Set down all of the entries word for word, omitting the images they contain.

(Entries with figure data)
__________

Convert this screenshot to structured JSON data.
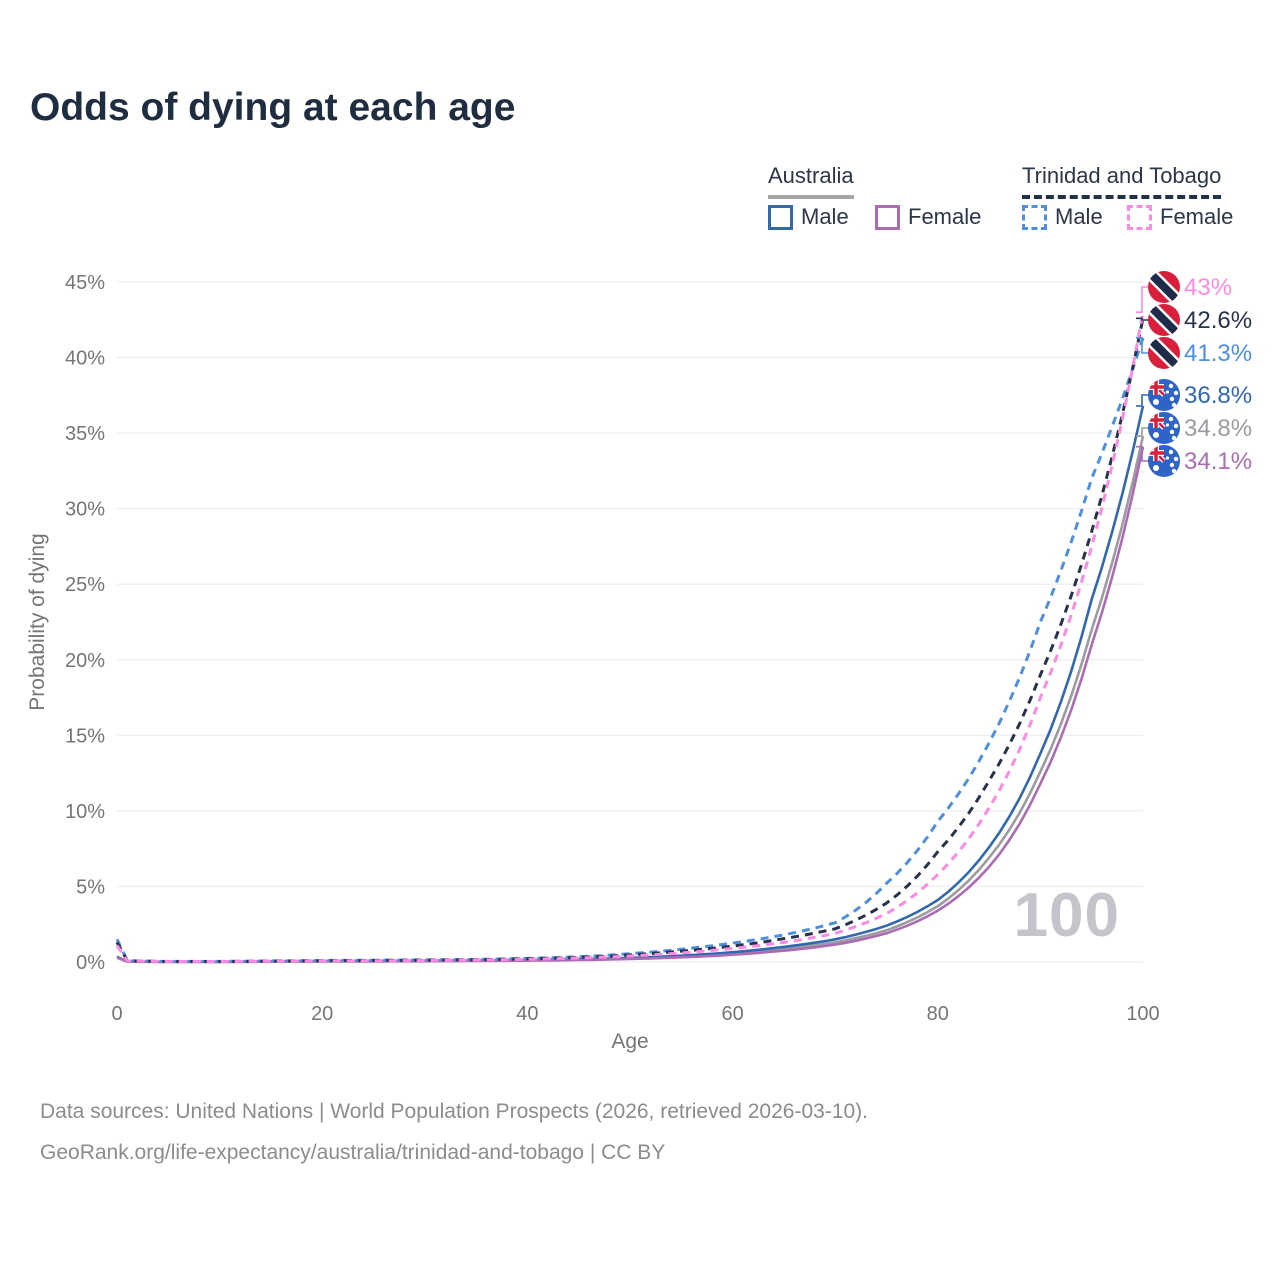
{
  "title": "Odds of dying at each age",
  "legend": {
    "groups": [
      {
        "label": "Australia",
        "line_style": "solid",
        "underline_color": "#a6a6a6",
        "items": [
          {
            "label": "Male",
            "color": "#3268b0"
          },
          {
            "label": "Female",
            "color": "#ab6cb4"
          }
        ]
      },
      {
        "label": "Trinidad and Tobago",
        "line_style": "dashed",
        "underline_color": "#22304a",
        "items": [
          {
            "label": "Male",
            "color": "#4e8fe0"
          },
          {
            "label": "Female",
            "color": "#fb8ae4"
          }
        ]
      }
    ]
  },
  "watermark": "100",
  "footer": {
    "line1": "Data sources: United Nations | World Population Prospects (2026, retrieved 2026-03-10).",
    "line2": "GeoRank.org/life-expectancy/australia/trinidad-and-tobago | CC BY"
  },
  "chart_data": {
    "type": "line",
    "title": "Odds of dying at each age",
    "xlabel": "Age",
    "ylabel": "Probability of dying",
    "xlim": [
      0,
      100
    ],
    "ylim": [
      0,
      45
    ],
    "grid": "horizontal",
    "legend_position": "top-right",
    "x_ticks": [
      {
        "v": 0,
        "label": "0"
      },
      {
        "v": 20,
        "label": "20"
      },
      {
        "v": 40,
        "label": "40"
      },
      {
        "v": 60,
        "label": "60"
      },
      {
        "v": 80,
        "label": "80"
      },
      {
        "v": 100,
        "label": "100"
      }
    ],
    "y_ticks": [
      {
        "v": 0,
        "label": "0%"
      },
      {
        "v": 5,
        "label": "5%"
      },
      {
        "v": 10,
        "label": "10%"
      },
      {
        "v": 15,
        "label": "15%"
      },
      {
        "v": 20,
        "label": "20%"
      },
      {
        "v": 25,
        "label": "25%"
      },
      {
        "v": 30,
        "label": "30%"
      },
      {
        "v": 35,
        "label": "35%"
      },
      {
        "v": 40,
        "label": "40%"
      },
      {
        "v": 45,
        "label": "45%"
      }
    ],
    "x": [
      0,
      1,
      5,
      10,
      15,
      20,
      25,
      30,
      35,
      40,
      45,
      50,
      55,
      60,
      65,
      70,
      75,
      80,
      85,
      90,
      95,
      100
    ],
    "series": [
      {
        "name": "Australia",
        "sex": "both",
        "color": "#9b9ba0",
        "dash": false,
        "values": [
          0.3,
          0.03,
          0.01,
          0.01,
          0.03,
          0.05,
          0.06,
          0.07,
          0.09,
          0.11,
          0.16,
          0.24,
          0.37,
          0.57,
          0.88,
          1.3,
          2.1,
          3.7,
          6.9,
          12.6,
          22.0,
          34.8
        ]
      },
      {
        "name": "Australia Male",
        "sex": "male",
        "color": "#3268b0",
        "dash": false,
        "values": [
          0.35,
          0.03,
          0.01,
          0.01,
          0.04,
          0.06,
          0.07,
          0.08,
          0.1,
          0.13,
          0.18,
          0.27,
          0.42,
          0.65,
          1.0,
          1.5,
          2.4,
          4.1,
          7.6,
          13.8,
          24.0,
          36.8
        ]
      },
      {
        "name": "Australia Female",
        "sex": "female",
        "color": "#ab6cb4",
        "dash": false,
        "values": [
          0.3,
          0.02,
          0.01,
          0.01,
          0.02,
          0.03,
          0.04,
          0.05,
          0.07,
          0.09,
          0.13,
          0.2,
          0.31,
          0.48,
          0.75,
          1.15,
          1.9,
          3.4,
          6.3,
          11.8,
          21.0,
          34.1
        ]
      },
      {
        "name": "Trinidad and Tobago Male",
        "sex": "male",
        "color": "#4e8fe0",
        "dash": true,
        "values": [
          1.5,
          0.09,
          0.04,
          0.04,
          0.07,
          0.1,
          0.12,
          0.14,
          0.17,
          0.24,
          0.35,
          0.55,
          0.85,
          1.25,
          1.8,
          2.6,
          5.2,
          9.3,
          14.5,
          22.5,
          32.0,
          41.3
        ]
      },
      {
        "name": "Trinidad and Tobago",
        "sex": "both",
        "color": "#27334a",
        "dash": true,
        "values": [
          1.3,
          0.08,
          0.03,
          0.03,
          0.06,
          0.08,
          0.1,
          0.12,
          0.15,
          0.21,
          0.3,
          0.47,
          0.72,
          1.05,
          1.55,
          2.2,
          3.9,
          7.3,
          12.0,
          19.0,
          28.5,
          42.6
        ]
      },
      {
        "name": "Trinidad and Tobago Female",
        "sex": "female",
        "color": "#fb8ae4",
        "dash": true,
        "values": [
          1.1,
          0.07,
          0.03,
          0.03,
          0.05,
          0.07,
          0.08,
          0.1,
          0.13,
          0.18,
          0.26,
          0.4,
          0.6,
          0.9,
          1.3,
          1.9,
          3.2,
          5.8,
          10.2,
          17.5,
          27.5,
          43.0
        ]
      }
    ],
    "end_labels": [
      {
        "label": "43%",
        "value": 43.0,
        "color": "#fb8ae4",
        "flag": "trinidad-and-tobago",
        "series": "Trinidad and Tobago Female"
      },
      {
        "label": "42.6%",
        "value": 42.6,
        "color": "#27334a",
        "flag": "trinidad-and-tobago",
        "series": "Trinidad and Tobago"
      },
      {
        "label": "41.3%",
        "value": 41.3,
        "color": "#4e8fe0",
        "flag": "trinidad-and-tobago",
        "series": "Trinidad and Tobago Male"
      },
      {
        "label": "36.8%",
        "value": 36.8,
        "color": "#3268b0",
        "flag": "australia",
        "series": "Australia Male"
      },
      {
        "label": "34.8%",
        "value": 34.8,
        "color": "#9b9ba0",
        "flag": "australia",
        "series": "Australia"
      },
      {
        "label": "34.1%",
        "value": 34.1,
        "color": "#ab6cb4",
        "flag": "australia",
        "series": "Australia Female"
      }
    ]
  }
}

__________

#### Exercise output
Convert this screenshot to structured JSON data.
{
  "title": "Odds of dying at each age",
  "legend": {
    "groups": [
      {
        "label": "Australia",
        "line_style": "solid",
        "underline_color": "#a6a6a6",
        "items": [
          {
            "label": "Male",
            "color": "#3268b0"
          },
          {
            "label": "Female",
            "color": "#ab6cb4"
          }
        ]
      },
      {
        "label": "Trinidad and Tobago",
        "line_style": "dashed",
        "underline_color": "#22304a",
        "items": [
          {
            "label": "Male",
            "color": "#4e8fe0"
          },
          {
            "label": "Female",
            "color": "#fb8ae4"
          }
        ]
      }
    ]
  },
  "watermark": "100",
  "footer": {
    "line1": "Data sources: United Nations | World Population Prospects (2026, retrieved 2026-03-10).",
    "line2": "GeoRank.org/life-expectancy/australia/trinidad-and-tobago | CC BY"
  },
  "chart_data": {
    "type": "line",
    "title": "Odds of dying at each age",
    "xlabel": "Age",
    "ylabel": "Probability of dying",
    "xlim": [
      0,
      100
    ],
    "ylim": [
      0,
      45
    ],
    "grid": "horizontal",
    "legend_position": "top-right",
    "x_ticks": [
      {
        "v": 0,
        "label": "0"
      },
      {
        "v": 20,
        "label": "20"
      },
      {
        "v": 40,
        "label": "40"
      },
      {
        "v": 60,
        "label": "60"
      },
      {
        "v": 80,
        "label": "80"
      },
      {
        "v": 100,
        "label": "100"
      }
    ],
    "y_ticks": [
      {
        "v": 0,
        "label": "0%"
      },
      {
        "v": 5,
        "label": "5%"
      },
      {
        "v": 10,
        "label": "10%"
      },
      {
        "v": 15,
        "label": "15%"
      },
      {
        "v": 20,
        "label": "20%"
      },
      {
        "v": 25,
        "label": "25%"
      },
      {
        "v": 30,
        "label": "30%"
      },
      {
        "v": 35,
        "label": "35%"
      },
      {
        "v": 40,
        "label": "40%"
      },
      {
        "v": 45,
        "label": "45%"
      }
    ],
    "x": [
      0,
      1,
      5,
      10,
      15,
      20,
      25,
      30,
      35,
      40,
      45,
      50,
      55,
      60,
      65,
      70,
      75,
      80,
      85,
      90,
      95,
      100
    ],
    "series": [
      {
        "name": "Australia",
        "sex": "both",
        "color": "#9b9ba0",
        "dash": false,
        "values": [
          0.3,
          0.03,
          0.01,
          0.01,
          0.03,
          0.05,
          0.06,
          0.07,
          0.09,
          0.11,
          0.16,
          0.24,
          0.37,
          0.57,
          0.88,
          1.3,
          2.1,
          3.7,
          6.9,
          12.6,
          22.0,
          34.8
        ]
      },
      {
        "name": "Australia Male",
        "sex": "male",
        "color": "#3268b0",
        "dash": false,
        "values": [
          0.35,
          0.03,
          0.01,
          0.01,
          0.04,
          0.06,
          0.07,
          0.08,
          0.1,
          0.13,
          0.18,
          0.27,
          0.42,
          0.65,
          1.0,
          1.5,
          2.4,
          4.1,
          7.6,
          13.8,
          24.0,
          36.8
        ]
      },
      {
        "name": "Australia Female",
        "sex": "female",
        "color": "#ab6cb4",
        "dash": false,
        "values": [
          0.3,
          0.02,
          0.01,
          0.01,
          0.02,
          0.03,
          0.04,
          0.05,
          0.07,
          0.09,
          0.13,
          0.2,
          0.31,
          0.48,
          0.75,
          1.15,
          1.9,
          3.4,
          6.3,
          11.8,
          21.0,
          34.1
        ]
      },
      {
        "name": "Trinidad and Tobago Male",
        "sex": "male",
        "color": "#4e8fe0",
        "dash": true,
        "values": [
          1.5,
          0.09,
          0.04,
          0.04,
          0.07,
          0.1,
          0.12,
          0.14,
          0.17,
          0.24,
          0.35,
          0.55,
          0.85,
          1.25,
          1.8,
          2.6,
          5.2,
          9.3,
          14.5,
          22.5,
          32.0,
          41.3
        ]
      },
      {
        "name": "Trinidad and Tobago",
        "sex": "both",
        "color": "#27334a",
        "dash": true,
        "values": [
          1.3,
          0.08,
          0.03,
          0.03,
          0.06,
          0.08,
          0.1,
          0.12,
          0.15,
          0.21,
          0.3,
          0.47,
          0.72,
          1.05,
          1.55,
          2.2,
          3.9,
          7.3,
          12.0,
          19.0,
          28.5,
          42.6
        ]
      },
      {
        "name": "Trinidad and Tobago Female",
        "sex": "female",
        "color": "#fb8ae4",
        "dash": true,
        "values": [
          1.1,
          0.07,
          0.03,
          0.03,
          0.05,
          0.07,
          0.08,
          0.1,
          0.13,
          0.18,
          0.26,
          0.4,
          0.6,
          0.9,
          1.3,
          1.9,
          3.2,
          5.8,
          10.2,
          17.5,
          27.5,
          43.0
        ]
      }
    ],
    "end_labels": [
      {
        "label": "43%",
        "value": 43.0,
        "color": "#fb8ae4",
        "flag": "trinidad-and-tobago",
        "series": "Trinidad and Tobago Female"
      },
      {
        "label": "42.6%",
        "value": 42.6,
        "color": "#27334a",
        "flag": "trinidad-and-tobago",
        "series": "Trinidad and Tobago"
      },
      {
        "label": "41.3%",
        "value": 41.3,
        "color": "#4e8fe0",
        "flag": "trinidad-and-tobago",
        "series": "Trinidad and Tobago Male"
      },
      {
        "label": "36.8%",
        "value": 36.8,
        "color": "#3268b0",
        "flag": "australia",
        "series": "Australia Male"
      },
      {
        "label": "34.8%",
        "value": 34.8,
        "color": "#9b9ba0",
        "flag": "australia",
        "series": "Australia"
      },
      {
        "label": "34.1%",
        "value": 34.1,
        "color": "#ab6cb4",
        "flag": "australia",
        "series": "Australia Female"
      }
    ]
  }
}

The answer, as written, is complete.